*What the exercise asks*. Present each line of the entries below that holds the word "proizvode".

*Stored data*.
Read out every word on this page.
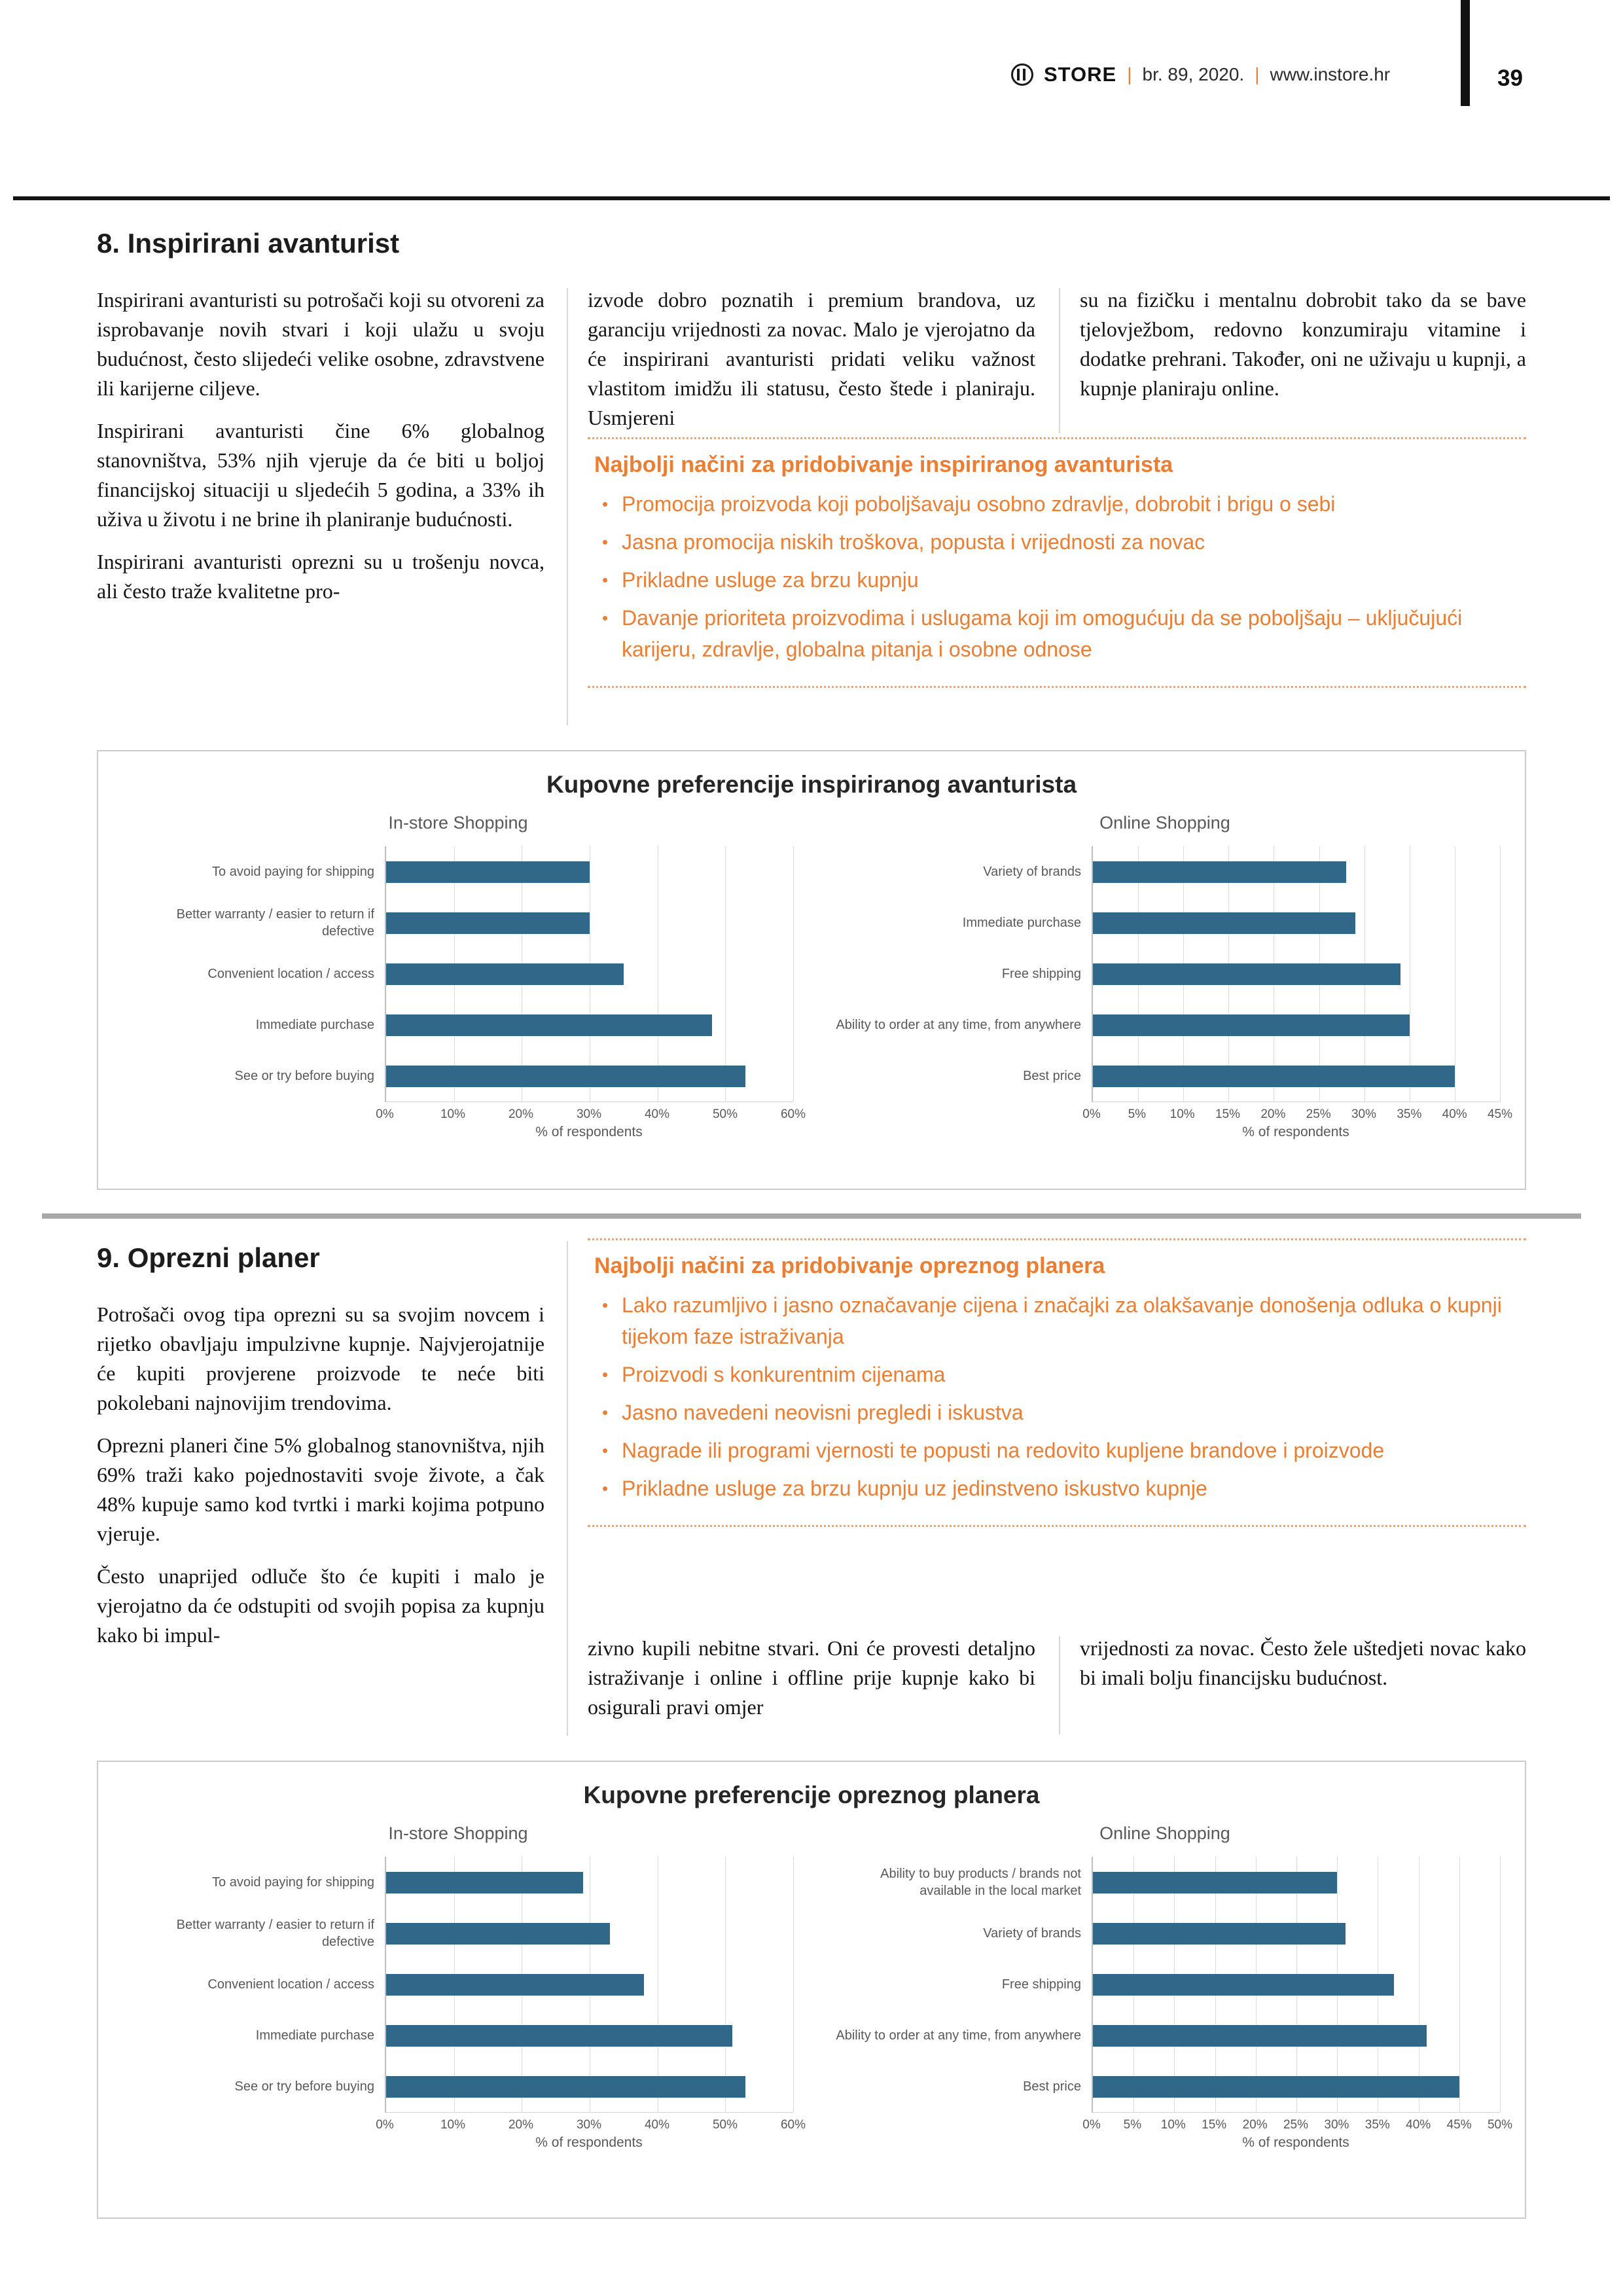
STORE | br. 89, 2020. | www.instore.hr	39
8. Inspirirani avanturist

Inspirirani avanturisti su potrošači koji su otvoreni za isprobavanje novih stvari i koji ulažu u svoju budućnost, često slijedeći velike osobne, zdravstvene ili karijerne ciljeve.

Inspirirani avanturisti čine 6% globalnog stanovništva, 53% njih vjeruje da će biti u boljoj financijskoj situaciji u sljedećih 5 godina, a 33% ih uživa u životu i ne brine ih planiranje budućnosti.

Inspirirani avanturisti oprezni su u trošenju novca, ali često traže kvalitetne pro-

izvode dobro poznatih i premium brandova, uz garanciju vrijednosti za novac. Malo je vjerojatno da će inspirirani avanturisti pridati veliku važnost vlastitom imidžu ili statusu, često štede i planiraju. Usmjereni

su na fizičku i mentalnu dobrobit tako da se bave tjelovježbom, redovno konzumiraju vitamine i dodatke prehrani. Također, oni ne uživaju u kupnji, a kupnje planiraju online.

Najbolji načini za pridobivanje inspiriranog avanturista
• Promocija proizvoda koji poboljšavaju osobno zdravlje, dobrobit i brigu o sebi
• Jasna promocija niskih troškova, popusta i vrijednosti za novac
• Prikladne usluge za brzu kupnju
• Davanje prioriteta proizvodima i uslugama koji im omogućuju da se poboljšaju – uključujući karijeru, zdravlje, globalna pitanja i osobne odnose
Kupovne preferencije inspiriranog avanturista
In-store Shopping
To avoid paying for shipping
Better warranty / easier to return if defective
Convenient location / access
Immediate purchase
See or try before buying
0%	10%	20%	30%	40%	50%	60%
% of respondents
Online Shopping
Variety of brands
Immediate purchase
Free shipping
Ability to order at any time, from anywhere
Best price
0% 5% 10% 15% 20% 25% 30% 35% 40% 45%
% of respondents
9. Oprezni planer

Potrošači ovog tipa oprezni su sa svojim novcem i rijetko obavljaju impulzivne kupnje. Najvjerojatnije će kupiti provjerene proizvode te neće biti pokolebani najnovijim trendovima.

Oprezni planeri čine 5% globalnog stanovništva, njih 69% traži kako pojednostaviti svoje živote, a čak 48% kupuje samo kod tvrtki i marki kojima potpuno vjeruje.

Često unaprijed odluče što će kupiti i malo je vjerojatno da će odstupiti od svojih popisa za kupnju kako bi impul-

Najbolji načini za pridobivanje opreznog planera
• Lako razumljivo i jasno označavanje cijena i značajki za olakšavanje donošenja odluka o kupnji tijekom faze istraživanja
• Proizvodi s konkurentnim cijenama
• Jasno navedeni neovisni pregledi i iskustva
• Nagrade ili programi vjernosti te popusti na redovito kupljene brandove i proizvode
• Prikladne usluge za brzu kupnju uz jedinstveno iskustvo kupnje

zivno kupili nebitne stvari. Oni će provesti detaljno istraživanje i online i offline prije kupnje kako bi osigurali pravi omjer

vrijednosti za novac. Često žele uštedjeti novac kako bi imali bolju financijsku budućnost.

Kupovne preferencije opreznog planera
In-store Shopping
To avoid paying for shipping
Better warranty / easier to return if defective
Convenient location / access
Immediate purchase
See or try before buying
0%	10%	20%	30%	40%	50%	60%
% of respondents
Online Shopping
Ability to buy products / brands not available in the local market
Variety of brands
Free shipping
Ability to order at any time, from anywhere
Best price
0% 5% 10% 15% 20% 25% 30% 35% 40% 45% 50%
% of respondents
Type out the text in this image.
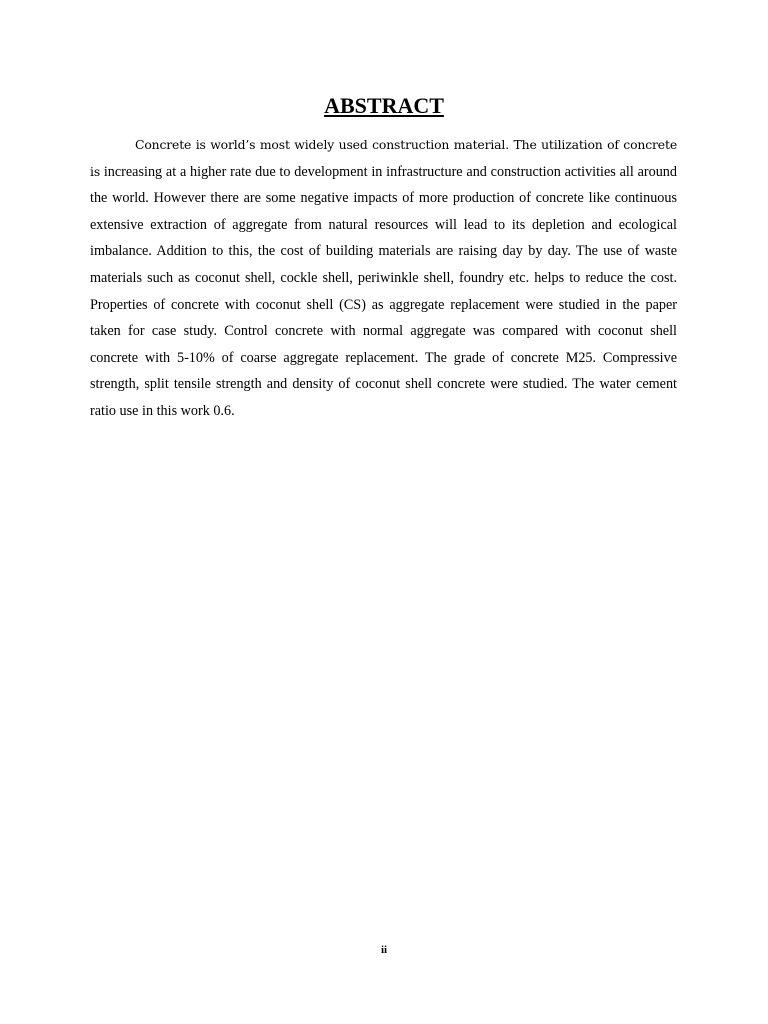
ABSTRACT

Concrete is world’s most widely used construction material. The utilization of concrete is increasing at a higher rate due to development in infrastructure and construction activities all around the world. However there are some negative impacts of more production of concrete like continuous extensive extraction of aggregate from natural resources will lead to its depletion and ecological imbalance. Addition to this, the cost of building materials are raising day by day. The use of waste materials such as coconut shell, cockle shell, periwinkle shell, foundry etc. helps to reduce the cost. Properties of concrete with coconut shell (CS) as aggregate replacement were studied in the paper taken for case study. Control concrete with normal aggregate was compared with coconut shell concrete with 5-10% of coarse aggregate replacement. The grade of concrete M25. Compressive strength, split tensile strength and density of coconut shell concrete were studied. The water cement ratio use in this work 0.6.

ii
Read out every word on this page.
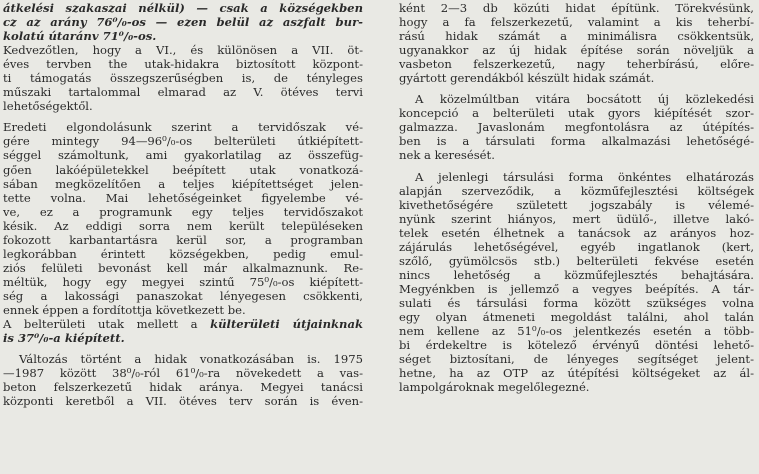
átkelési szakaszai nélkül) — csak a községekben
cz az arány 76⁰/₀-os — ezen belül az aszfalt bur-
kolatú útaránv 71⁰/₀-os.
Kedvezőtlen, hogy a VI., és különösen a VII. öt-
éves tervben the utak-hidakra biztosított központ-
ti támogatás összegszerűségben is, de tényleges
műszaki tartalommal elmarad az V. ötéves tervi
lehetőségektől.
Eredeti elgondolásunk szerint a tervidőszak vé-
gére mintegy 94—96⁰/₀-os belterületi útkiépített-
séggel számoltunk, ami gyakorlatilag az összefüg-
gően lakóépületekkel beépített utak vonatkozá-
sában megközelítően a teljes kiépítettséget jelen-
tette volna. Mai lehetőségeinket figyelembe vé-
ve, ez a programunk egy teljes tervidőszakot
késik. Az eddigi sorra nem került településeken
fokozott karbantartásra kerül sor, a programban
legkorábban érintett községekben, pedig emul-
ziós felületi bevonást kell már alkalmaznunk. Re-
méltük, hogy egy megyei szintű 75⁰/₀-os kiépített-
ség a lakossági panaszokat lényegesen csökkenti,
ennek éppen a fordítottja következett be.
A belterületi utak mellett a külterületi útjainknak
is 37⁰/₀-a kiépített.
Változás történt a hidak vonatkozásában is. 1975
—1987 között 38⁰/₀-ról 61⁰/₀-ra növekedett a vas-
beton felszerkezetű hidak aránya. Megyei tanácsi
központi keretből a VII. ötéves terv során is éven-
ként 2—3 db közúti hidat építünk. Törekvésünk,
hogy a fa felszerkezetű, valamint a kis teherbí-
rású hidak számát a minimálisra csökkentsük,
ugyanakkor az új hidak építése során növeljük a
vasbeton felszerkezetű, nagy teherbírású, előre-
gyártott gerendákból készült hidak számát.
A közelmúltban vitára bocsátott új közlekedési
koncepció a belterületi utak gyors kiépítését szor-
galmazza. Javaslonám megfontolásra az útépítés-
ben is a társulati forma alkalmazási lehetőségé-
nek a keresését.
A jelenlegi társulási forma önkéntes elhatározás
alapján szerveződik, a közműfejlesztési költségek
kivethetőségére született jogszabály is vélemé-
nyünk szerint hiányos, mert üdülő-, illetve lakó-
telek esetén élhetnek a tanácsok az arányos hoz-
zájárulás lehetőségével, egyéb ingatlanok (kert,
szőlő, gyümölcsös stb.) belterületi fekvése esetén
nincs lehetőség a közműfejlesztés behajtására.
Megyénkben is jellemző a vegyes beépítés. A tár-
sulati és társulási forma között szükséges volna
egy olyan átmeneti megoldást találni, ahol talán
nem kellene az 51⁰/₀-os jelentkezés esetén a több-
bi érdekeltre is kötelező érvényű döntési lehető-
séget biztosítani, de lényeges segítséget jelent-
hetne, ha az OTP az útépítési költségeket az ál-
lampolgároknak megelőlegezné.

*Response for this exercise*.
Potrošači ovog tipa oprezni su sa svojim novcem i rijetko obavljaju impulzivne kupnje. Najvjerojatnije će kupiti provjerene proizvode te neće biti pokolebani najnovijim trendovima.
• Nagrade ili programi vjernosti te popusti na redovito kupljene brandove i proizvode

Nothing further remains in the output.